-- START OF Recorded data --

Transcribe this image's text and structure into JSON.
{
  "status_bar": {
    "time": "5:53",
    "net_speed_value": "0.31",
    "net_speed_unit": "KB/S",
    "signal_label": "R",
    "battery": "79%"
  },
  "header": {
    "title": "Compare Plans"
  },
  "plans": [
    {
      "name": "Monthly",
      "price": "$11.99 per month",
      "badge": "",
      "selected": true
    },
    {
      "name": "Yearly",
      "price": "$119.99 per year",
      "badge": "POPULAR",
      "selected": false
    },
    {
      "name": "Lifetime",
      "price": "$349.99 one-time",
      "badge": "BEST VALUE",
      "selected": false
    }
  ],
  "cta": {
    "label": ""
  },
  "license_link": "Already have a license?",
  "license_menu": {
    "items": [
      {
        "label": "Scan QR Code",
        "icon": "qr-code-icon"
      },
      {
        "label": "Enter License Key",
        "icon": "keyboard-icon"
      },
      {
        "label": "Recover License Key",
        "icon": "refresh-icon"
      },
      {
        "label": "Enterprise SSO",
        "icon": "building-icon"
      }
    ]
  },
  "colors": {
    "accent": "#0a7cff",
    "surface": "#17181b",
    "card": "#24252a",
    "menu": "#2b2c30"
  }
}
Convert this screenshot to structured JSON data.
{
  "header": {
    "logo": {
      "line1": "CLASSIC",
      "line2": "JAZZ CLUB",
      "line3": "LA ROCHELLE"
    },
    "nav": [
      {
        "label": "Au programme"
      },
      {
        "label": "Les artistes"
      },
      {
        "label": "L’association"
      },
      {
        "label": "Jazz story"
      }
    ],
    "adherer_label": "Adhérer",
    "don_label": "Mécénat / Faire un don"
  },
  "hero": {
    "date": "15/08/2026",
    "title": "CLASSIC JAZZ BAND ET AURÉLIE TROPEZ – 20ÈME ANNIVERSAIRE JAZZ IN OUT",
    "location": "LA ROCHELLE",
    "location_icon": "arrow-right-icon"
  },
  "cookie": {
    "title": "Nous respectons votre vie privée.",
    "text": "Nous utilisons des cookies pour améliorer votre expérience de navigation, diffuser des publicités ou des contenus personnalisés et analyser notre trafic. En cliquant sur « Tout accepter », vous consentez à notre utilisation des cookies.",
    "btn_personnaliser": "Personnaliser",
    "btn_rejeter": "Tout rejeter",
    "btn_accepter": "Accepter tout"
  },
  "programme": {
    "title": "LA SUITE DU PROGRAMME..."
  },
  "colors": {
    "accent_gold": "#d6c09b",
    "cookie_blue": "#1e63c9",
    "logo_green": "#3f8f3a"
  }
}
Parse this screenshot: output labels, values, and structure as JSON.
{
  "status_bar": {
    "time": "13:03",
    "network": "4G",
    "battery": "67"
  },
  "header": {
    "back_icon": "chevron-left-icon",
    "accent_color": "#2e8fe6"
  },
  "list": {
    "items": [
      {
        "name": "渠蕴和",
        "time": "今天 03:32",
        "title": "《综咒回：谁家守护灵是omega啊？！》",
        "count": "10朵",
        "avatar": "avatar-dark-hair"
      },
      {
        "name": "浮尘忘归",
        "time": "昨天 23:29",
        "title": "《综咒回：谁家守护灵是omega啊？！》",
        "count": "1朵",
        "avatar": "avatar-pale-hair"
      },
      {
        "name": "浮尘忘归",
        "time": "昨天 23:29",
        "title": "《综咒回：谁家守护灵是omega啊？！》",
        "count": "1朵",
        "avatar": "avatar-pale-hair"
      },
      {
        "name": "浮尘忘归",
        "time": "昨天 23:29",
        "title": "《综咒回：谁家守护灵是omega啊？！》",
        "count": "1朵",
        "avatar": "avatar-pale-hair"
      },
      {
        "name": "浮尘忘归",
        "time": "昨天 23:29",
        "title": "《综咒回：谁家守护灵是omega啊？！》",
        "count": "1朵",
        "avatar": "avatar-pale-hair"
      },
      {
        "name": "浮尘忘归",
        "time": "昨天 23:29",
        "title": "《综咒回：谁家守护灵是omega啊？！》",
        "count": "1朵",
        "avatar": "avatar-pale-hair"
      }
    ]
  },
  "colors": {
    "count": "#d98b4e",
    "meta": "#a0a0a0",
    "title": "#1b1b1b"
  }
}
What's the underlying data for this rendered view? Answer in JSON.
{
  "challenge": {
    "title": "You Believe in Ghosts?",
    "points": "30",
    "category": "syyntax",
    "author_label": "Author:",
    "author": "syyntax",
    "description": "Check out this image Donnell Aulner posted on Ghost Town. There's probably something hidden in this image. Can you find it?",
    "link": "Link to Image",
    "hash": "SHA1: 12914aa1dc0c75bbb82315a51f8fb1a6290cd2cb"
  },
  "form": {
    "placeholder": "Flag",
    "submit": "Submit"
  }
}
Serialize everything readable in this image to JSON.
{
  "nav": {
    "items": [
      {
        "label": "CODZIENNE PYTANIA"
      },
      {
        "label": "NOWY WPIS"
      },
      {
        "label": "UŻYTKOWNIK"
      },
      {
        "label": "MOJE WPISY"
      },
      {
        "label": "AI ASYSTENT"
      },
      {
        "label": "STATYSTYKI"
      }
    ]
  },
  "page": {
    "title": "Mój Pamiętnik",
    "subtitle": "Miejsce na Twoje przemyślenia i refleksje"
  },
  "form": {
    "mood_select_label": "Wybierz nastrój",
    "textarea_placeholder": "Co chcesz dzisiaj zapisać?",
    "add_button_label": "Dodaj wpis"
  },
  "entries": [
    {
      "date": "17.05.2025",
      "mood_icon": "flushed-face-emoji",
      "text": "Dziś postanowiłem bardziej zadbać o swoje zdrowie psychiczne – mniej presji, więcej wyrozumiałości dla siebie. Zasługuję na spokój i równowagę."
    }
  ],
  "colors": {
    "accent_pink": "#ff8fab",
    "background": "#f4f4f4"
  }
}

-- END OF Recorded data --

Task to complete:
Please reproduce each record precisely as written.

Answer below:
Transcribe this image's text and structure into JSON.
{
  "status_bar": {
    "time": "5:53",
    "net_speed_value": "0.31",
    "net_speed_unit": "KB/S",
    "signal_label": "R",
    "battery": "79%"
  },
  "header": {
    "title": "Compare Plans"
  },
  "plans": [
    {
      "name": "Monthly",
      "price": "$11.99 per month",
      "badge": "",
      "selected": true
    },
    {
      "name": "Yearly",
      "price": "$119.99 per year",
      "badge": "POPULAR",
      "selected": false
    },
    {
      "name": "Lifetime",
      "price": "$349.99 one-time",
      "badge": "BEST VALUE",
      "selected": false
    }
  ],
  "cta": {
    "label": ""
  },
  "license_link": "Already have a license?",
  "license_menu": {
    "items": [
      {
        "label": "Scan QR Code",
        "icon": "qr-code-icon"
      },
      {
        "label": "Enter License Key",
        "icon": "keyboard-icon"
      },
      {
        "label": "Recover License Key",
        "icon": "refresh-icon"
      },
      {
        "label": "Enterprise SSO",
        "icon": "building-icon"
      }
    ]
  },
  "colors": {
    "accent": "#0a7cff",
    "surface": "#17181b",
    "card": "#24252a",
    "menu": "#2b2c30"
  }
}
Convert this screenshot to structured JSON data.
{
  "header": {
    "logo": {
      "line1": "CLASSIC",
      "line2": "JAZZ CLUB",
      "line3": "LA ROCHELLE"
    },
    "nav": [
      {
        "label": "Au programme"
      },
      {
        "label": "Les artistes"
      },
      {
        "label": "L’association"
      },
      {
        "label": "Jazz story"
      }
    ],
    "adherer_label": "Adhérer",
    "don_label": "Mécénat / Faire un don"
  },
  "hero": {
    "date": "15/08/2026",
    "title": "CLASSIC JAZZ BAND ET AURÉLIE TROPEZ – 20ÈME ANNIVERSAIRE JAZZ IN OUT",
    "location": "LA ROCHELLE",
    "location_icon": "arrow-right-icon"
  },
  "cookie": {
    "title": "Nous respectons votre vie privée.",
    "text": "Nous utilisons des cookies pour améliorer votre expérience de navigation, diffuser des publicités ou des contenus personnalisés et analyser notre trafic. En cliquant sur « Tout accepter », vous consentez à notre utilisation des cookies.",
    "btn_personnaliser": "Personnaliser",
    "btn_rejeter": "Tout rejeter",
    "btn_accepter": "Accepter tout"
  },
  "programme": {
    "title": "LA SUITE DU PROGRAMME..."
  },
  "colors": {
    "accent_gold": "#d6c09b",
    "cookie_blue": "#1e63c9",
    "logo_green": "#3f8f3a"
  }
}
Parse this screenshot: output labels, values, and structure as JSON.
{
  "status_bar": {
    "time": "13:03",
    "network": "4G",
    "battery": "67"
  },
  "header": {
    "back_icon": "chevron-left-icon",
    "accent_color": "#2e8fe6"
  },
  "list": {
    "items": [
      {
        "name": "渠蕴和",
        "time": "今天 03:32",
        "title": "《综咒回：谁家守护灵是omega啊？！》",
        "count": "10朵",
        "avatar": "avatar-dark-hair"
      },
      {
        "name": "浮尘忘归",
        "time": "昨天 23:29",
        "title": "《综咒回：谁家守护灵是omega啊？！》",
        "count": "1朵",
        "avatar": "avatar-pale-hair"
      },
      {
        "name": "浮尘忘归",
        "time": "昨天 23:29",
        "title": "《综咒回：谁家守护灵是omega啊？！》",
        "count": "1朵",
        "avatar": "avatar-pale-hair"
      },
      {
        "name": "浮尘忘归",
        "time": "昨天 23:29",
        "title": "《综咒回：谁家守护灵是omega啊？！》",
        "count": "1朵",
        "avatar": "avatar-pale-hair"
      },
      {
        "name": "浮尘忘归",
        "time": "昨天 23:29",
        "title": "《综咒回：谁家守护灵是omega啊？！》",
        "count": "1朵",
        "avatar": "avatar-pale-hair"
      },
      {
        "name": "浮尘忘归",
        "time": "昨天 23:29",
        "title": "《综咒回：谁家守护灵是omega啊？！》",
        "count": "1朵",
        "avatar": "avatar-pale-hair"
      }
    ]
  },
  "colors": {
    "count": "#d98b4e",
    "meta": "#a0a0a0",
    "title": "#1b1b1b"
  }
}
What's the underlying data for this rendered view? Answer in JSON.
{
  "challenge": {
    "title": "You Believe in Ghosts?",
    "points": "30",
    "category": "syyntax",
    "author_label": "Author:",
    "author": "syyntax",
    "description": "Check out this image Donnell Aulner posted on Ghost Town. There's probably something hidden in this image. Can you find it?",
    "link": "Link to Image",
    "hash": "SHA1: 12914aa1dc0c75bbb82315a51f8fb1a6290cd2cb"
  },
  "form": {
    "placeholder": "Flag",
    "submit": "Submit"
  }
}
Serialize everything readable in this image to JSON.
{
  "nav": {
    "items": [
      {
        "label": "CODZIENNE PYTANIA"
      },
      {
        "label": "NOWY WPIS"
      },
      {
        "label": "UŻYTKOWNIK"
      },
      {
        "label": "MOJE WPISY"
      },
      {
        "label": "AI ASYSTENT"
      },
      {
        "label": "STATYSTYKI"
      }
    ]
  },
  "page": {
    "title": "Mój Pamiętnik",
    "subtitle": "Miejsce na Twoje przemyślenia i refleksje"
  },
  "form": {
    "mood_select_label": "Wybierz nastrój",
    "textarea_placeholder": "Co chcesz dzisiaj zapisać?",
    "add_button_label": "Dodaj wpis"
  },
  "entries": [
    {
      "date": "17.05.2025",
      "mood_icon": "flushed-face-emoji",
      "text": "Dziś postanowiłem bardziej zadbać o swoje zdrowie psychiczne – mniej presji, więcej wyrozumiałości dla siebie. Zasługuję na spokój i równowagę."
    }
  ],
  "colors": {
    "accent_pink": "#ff8fab",
    "background": "#f4f4f4"
  }
}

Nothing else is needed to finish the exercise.